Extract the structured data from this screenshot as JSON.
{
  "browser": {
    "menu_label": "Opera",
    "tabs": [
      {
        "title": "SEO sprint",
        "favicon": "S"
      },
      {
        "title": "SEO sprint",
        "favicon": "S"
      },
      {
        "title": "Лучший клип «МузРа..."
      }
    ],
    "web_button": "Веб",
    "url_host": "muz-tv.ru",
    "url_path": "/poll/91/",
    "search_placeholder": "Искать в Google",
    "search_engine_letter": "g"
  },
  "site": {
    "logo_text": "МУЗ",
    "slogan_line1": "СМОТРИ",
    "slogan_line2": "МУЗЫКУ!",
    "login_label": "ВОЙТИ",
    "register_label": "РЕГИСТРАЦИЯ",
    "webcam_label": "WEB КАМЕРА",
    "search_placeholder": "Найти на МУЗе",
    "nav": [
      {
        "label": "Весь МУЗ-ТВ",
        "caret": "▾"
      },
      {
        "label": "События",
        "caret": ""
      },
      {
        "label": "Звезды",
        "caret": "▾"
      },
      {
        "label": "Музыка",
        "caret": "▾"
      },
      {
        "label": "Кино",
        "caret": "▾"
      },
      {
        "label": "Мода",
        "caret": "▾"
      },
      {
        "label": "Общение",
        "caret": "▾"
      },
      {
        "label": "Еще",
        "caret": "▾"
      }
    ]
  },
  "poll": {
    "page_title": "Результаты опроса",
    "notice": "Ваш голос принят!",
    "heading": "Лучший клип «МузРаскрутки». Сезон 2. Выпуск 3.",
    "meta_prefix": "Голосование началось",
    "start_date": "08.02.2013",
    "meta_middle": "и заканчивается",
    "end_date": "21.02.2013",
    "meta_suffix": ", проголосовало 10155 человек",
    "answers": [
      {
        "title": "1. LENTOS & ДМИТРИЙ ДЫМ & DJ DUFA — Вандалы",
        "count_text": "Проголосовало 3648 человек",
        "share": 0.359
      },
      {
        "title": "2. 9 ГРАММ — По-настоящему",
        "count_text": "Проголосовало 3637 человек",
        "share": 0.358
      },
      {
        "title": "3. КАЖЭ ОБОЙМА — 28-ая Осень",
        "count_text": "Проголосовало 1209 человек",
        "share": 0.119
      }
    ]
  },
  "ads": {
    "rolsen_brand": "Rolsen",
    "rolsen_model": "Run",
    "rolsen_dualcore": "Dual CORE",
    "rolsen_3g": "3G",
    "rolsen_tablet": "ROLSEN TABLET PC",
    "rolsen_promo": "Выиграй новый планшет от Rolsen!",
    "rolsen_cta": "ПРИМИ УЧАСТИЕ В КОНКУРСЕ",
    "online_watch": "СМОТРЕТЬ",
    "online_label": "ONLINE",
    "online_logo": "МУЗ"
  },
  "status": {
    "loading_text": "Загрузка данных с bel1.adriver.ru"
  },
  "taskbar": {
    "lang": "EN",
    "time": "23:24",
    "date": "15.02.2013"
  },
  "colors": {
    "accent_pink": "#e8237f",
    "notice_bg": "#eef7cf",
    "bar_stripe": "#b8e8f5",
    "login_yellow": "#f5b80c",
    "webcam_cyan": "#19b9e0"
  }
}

= = = = =

§ Exercise description: The lines above should be duplicated exactly.

§ Solution for this task:
Extract the structured data from this screenshot as JSON.
{
  "browser": {
    "menu_label": "Opera",
    "tabs": [
      {
        "title": "SEO sprint",
        "favicon": "S"
      },
      {
        "title": "SEO sprint",
        "favicon": "S"
      },
      {
        "title": "Лучший клип «МузРа..."
      }
    ],
    "web_button": "Веб",
    "url_host": "muz-tv.ru",
    "url_path": "/poll/91/",
    "search_placeholder": "Искать в Google",
    "search_engine_letter": "g"
  },
  "site": {
    "logo_text": "МУЗ",
    "slogan_line1": "СМОТРИ",
    "slogan_line2": "МУЗЫКУ!",
    "login_label": "ВОЙТИ",
    "register_label": "РЕГИСТРАЦИЯ",
    "webcam_label": "WEB КАМЕРА",
    "search_placeholder": "Найти на МУЗе",
    "nav": [
      {
        "label": "Весь МУЗ-ТВ",
        "caret": "▾"
      },
      {
        "label": "События",
        "caret": ""
      },
      {
        "label": "Звезды",
        "caret": "▾"
      },
      {
        "label": "Музыка",
        "caret": "▾"
      },
      {
        "label": "Кино",
        "caret": "▾"
      },
      {
        "label": "Мода",
        "caret": "▾"
      },
      {
        "label": "Общение",
        "caret": "▾"
      },
      {
        "label": "Еще",
        "caret": "▾"
      }
    ]
  },
  "poll": {
    "page_title": "Результаты опроса",
    "notice": "Ваш голос принят!",
    "heading": "Лучший клип «МузРаскрутки». Сезон 2. Выпуск 3.",
    "meta_prefix": "Голосование началось",
    "start_date": "08.02.2013",
    "meta_middle": "и заканчивается",
    "end_date": "21.02.2013",
    "meta_suffix": ", проголосовало 10155 человек",
    "answers": [
      {
        "title": "1. LENTOS & ДМИТРИЙ ДЫМ & DJ DUFA — Вандалы",
        "count_text": "Проголосовало 3648 человек",
        "share": 0.359
      },
      {
        "title": "2. 9 ГРАММ — По-настоящему",
        "count_text": "Проголосовало 3637 человек",
        "share": 0.358
      },
      {
        "title": "3. КАЖЭ ОБОЙМА — 28-ая Осень",
        "count_text": "Проголосовало 1209 человек",
        "share": 0.119
      }
    ]
  },
  "ads": {
    "rolsen_brand": "Rolsen",
    "rolsen_model": "Run",
    "rolsen_dualcore": "Dual CORE",
    "rolsen_3g": "3G",
    "rolsen_tablet": "ROLSEN TABLET PC",
    "rolsen_promo": "Выиграй новый планшет от Rolsen!",
    "rolsen_cta": "ПРИМИ УЧАСТИЕ В КОНКУРСЕ",
    "online_watch": "СМОТРЕТЬ",
    "online_label": "ONLINE",
    "online_logo": "МУЗ"
  },
  "status": {
    "loading_text": "Загрузка данных с bel1.adriver.ru"
  },
  "taskbar": {
    "lang": "EN",
    "time": "23:24",
    "date": "15.02.2013"
  },
  "colors": {
    "accent_pink": "#e8237f",
    "notice_bg": "#eef7cf",
    "bar_stripe": "#b8e8f5",
    "login_yellow": "#f5b80c",
    "webcam_cyan": "#19b9e0"
  }
}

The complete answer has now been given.